(Your goal)
Copy out every line of the listing below, character for character, with nothing added, dropped or altered.

===== Data shown =====

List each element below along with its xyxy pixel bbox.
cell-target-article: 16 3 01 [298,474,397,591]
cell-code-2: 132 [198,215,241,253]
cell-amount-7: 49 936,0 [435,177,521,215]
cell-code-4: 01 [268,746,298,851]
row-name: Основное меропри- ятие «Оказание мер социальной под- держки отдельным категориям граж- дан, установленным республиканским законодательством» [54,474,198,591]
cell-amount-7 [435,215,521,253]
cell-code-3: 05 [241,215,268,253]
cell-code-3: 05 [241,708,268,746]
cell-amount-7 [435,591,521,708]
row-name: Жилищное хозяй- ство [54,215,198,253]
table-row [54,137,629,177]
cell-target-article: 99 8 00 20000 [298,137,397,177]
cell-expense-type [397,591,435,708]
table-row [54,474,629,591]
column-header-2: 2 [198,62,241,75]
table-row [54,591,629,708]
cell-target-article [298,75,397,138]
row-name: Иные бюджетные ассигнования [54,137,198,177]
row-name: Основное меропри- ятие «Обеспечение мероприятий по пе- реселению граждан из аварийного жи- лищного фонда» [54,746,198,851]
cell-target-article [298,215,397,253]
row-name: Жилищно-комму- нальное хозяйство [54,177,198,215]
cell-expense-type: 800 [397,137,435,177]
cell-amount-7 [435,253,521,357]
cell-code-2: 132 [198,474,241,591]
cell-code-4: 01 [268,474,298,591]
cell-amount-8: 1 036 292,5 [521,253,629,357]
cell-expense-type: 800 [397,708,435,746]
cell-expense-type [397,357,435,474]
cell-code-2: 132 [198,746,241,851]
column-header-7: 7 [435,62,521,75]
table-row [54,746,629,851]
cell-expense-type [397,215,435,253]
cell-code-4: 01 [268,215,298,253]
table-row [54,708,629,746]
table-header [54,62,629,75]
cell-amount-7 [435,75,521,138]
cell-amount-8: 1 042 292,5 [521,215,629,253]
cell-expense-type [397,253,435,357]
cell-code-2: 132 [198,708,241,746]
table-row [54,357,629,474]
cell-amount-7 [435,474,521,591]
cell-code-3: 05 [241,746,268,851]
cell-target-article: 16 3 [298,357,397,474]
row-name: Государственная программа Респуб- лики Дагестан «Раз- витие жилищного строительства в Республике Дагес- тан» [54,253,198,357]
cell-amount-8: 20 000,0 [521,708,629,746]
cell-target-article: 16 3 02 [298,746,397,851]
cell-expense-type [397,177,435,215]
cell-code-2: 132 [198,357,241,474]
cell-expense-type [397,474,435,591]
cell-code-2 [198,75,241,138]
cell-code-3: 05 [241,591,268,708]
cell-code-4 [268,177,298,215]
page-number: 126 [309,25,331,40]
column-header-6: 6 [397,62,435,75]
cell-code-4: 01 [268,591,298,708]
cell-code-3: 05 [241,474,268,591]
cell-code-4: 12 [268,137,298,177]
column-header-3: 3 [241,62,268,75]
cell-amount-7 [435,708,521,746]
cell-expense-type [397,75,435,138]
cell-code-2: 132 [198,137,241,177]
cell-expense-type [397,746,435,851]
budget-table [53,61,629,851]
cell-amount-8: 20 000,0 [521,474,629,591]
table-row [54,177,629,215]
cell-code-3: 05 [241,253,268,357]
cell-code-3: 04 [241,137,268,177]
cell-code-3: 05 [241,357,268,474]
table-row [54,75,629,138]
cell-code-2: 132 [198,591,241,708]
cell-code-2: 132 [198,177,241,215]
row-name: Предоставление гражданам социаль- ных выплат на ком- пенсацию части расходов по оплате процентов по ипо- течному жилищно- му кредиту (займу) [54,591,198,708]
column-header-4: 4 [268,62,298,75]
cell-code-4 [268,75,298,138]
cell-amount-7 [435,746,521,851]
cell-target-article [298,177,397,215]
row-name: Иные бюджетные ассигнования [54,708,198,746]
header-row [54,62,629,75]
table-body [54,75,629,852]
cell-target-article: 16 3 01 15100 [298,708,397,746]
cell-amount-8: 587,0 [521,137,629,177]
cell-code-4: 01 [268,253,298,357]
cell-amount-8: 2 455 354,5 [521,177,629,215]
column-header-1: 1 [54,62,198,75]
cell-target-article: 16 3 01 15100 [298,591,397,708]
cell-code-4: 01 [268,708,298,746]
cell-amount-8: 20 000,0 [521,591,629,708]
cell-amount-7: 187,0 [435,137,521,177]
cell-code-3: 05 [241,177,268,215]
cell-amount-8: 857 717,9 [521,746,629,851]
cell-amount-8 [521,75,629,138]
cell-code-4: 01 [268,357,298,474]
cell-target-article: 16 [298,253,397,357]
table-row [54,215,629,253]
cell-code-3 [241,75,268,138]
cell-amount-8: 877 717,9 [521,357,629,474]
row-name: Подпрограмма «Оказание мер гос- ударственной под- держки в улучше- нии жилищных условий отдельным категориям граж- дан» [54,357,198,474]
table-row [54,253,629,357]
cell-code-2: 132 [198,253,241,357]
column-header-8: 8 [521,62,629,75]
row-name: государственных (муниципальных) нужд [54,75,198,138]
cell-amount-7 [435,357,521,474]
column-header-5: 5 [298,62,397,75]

=====

(Task answer)
List each element below along with its xyxy pixel bbox.
cell-target-article: 16 3 01 [298,474,397,591]
cell-code-2: 132 [198,215,241,253]
cell-amount-7: 49 936,0 [435,177,521,215]
cell-code-4: 01 [268,746,298,851]
row-name: Основное меропри- ятие «Оказание мер социальной под- держки отдельным категориям граж- дан, установленным республиканским законодательством» [54,474,198,591]
cell-amount-7 [435,215,521,253]
cell-code-3: 05 [241,215,268,253]
cell-code-3: 05 [241,708,268,746]
cell-amount-7 [435,591,521,708]
row-name: Жилищное хозяй- ство [54,215,198,253]
table-row [54,137,629,177]
cell-target-article: 99 8 00 20000 [298,137,397,177]
cell-expense-type [397,591,435,708]
table-row [54,474,629,591]
column-header-2: 2 [198,62,241,75]
table-row [54,591,629,708]
cell-target-article [298,75,397,138]
row-name: Иные бюджетные ассигнования [54,137,198,177]
row-name: Основное меропри- ятие «Обеспечение мероприятий по пе- реселению граждан из аварийного жи- лищного фонда» [54,746,198,851]
cell-target-article [298,215,397,253]
row-name: Жилищно-комму- нальное хозяйство [54,177,198,215]
cell-expense-type: 800 [397,137,435,177]
cell-amount-7 [435,253,521,357]
cell-code-2: 132 [198,474,241,591]
cell-code-4: 01 [268,474,298,591]
cell-amount-8: 1 036 292,5 [521,253,629,357]
cell-expense-type: 800 [397,708,435,746]
cell-expense-type [397,357,435,474]
cell-code-2: 132 [198,746,241,851]
column-header-7: 7 [435,62,521,75]
table-row [54,746,629,851]
cell-expense-type [397,215,435,253]
cell-code-4: 01 [268,215,298,253]
table-row [54,708,629,746]
table-header [54,62,629,75]
cell-amount-7 [435,75,521,138]
cell-amount-8: 1 042 292,5 [521,215,629,253]
cell-expense-type [397,253,435,357]
cell-code-2: 132 [198,708,241,746]
table-row [54,357,629,474]
cell-amount-7 [435,474,521,591]
cell-code-3: 05 [241,746,268,851]
cell-target-article: 16 3 [298,357,397,474]
row-name: Государственная программа Респуб- лики Дагестан «Раз- витие жилищного строительства в Республике Дагес- тан» [54,253,198,357]
cell-amount-8: 20 000,0 [521,708,629,746]
cell-target-article: 16 3 02 [298,746,397,851]
cell-expense-type [397,177,435,215]
cell-code-2: 132 [198,357,241,474]
cell-expense-type [397,474,435,591]
cell-code-2 [198,75,241,138]
cell-code-3: 05 [241,591,268,708]
cell-code-4 [268,177,298,215]
page-number: 126 [309,25,331,40]
column-header-6: 6 [397,62,435,75]
cell-code-4: 01 [268,591,298,708]
cell-code-3: 05 [241,474,268,591]
cell-code-4: 12 [268,137,298,177]
column-header-3: 3 [241,62,268,75]
cell-amount-7 [435,708,521,746]
cell-expense-type [397,75,435,138]
cell-code-2: 132 [198,137,241,177]
cell-expense-type [397,746,435,851]
budget-table [53,61,629,851]
cell-amount-8: 20 000,0 [521,474,629,591]
table-row [54,177,629,215]
cell-code-3: 05 [241,253,268,357]
cell-code-3: 04 [241,137,268,177]
cell-code-3: 05 [241,357,268,474]
table-row [54,75,629,138]
cell-code-2: 132 [198,591,241,708]
cell-code-2: 132 [198,177,241,215]
row-name: Предоставление гражданам социаль- ных выплат на ком- пенсацию части расходов по оплате процентов по ипо- течному жилищно- му кредиту (займу) [54,591,198,708]
column-header-4: 4 [268,62,298,75]
cell-code-4 [268,75,298,138]
cell-amount-7 [435,746,521,851]
cell-target-article [298,177,397,215]
row-name: Иные бюджетные ассигнования [54,708,198,746]
header-row [54,62,629,75]
table-body [54,75,629,852]
cell-target-article: 16 3 01 15100 [298,708,397,746]
cell-amount-8: 587,0 [521,137,629,177]
cell-code-4: 01 [268,253,298,357]
cell-amount-8: 2 455 354,5 [521,177,629,215]
column-header-1: 1 [54,62,198,75]
cell-target-article: 16 3 01 15100 [298,591,397,708]
cell-code-4: 01 [268,708,298,746]
cell-amount-8: 20 000,0 [521,591,629,708]
cell-amount-7: 187,0 [435,137,521,177]
cell-code-3: 05 [241,177,268,215]
cell-amount-8: 857 717,9 [521,746,629,851]
cell-amount-8 [521,75,629,138]
cell-code-4: 01 [268,357,298,474]
cell-target-article: 16 [298,253,397,357]
table-row [54,215,629,253]
cell-code-3 [241,75,268,138]
cell-amount-8: 877 717,9 [521,357,629,474]
row-name: Подпрограмма «Оказание мер гос- ударственной под- держки в улучше- нии жилищных условий отдельным категориям граж- дан» [54,357,198,474]
table-row [54,253,629,357]
cell-code-2: 132 [198,253,241,357]
column-header-8: 8 [521,62,629,75]
row-name: государственных (муниципальных) нужд [54,75,198,138]
cell-amount-7 [435,357,521,474]
column-header-5: 5 [298,62,397,75]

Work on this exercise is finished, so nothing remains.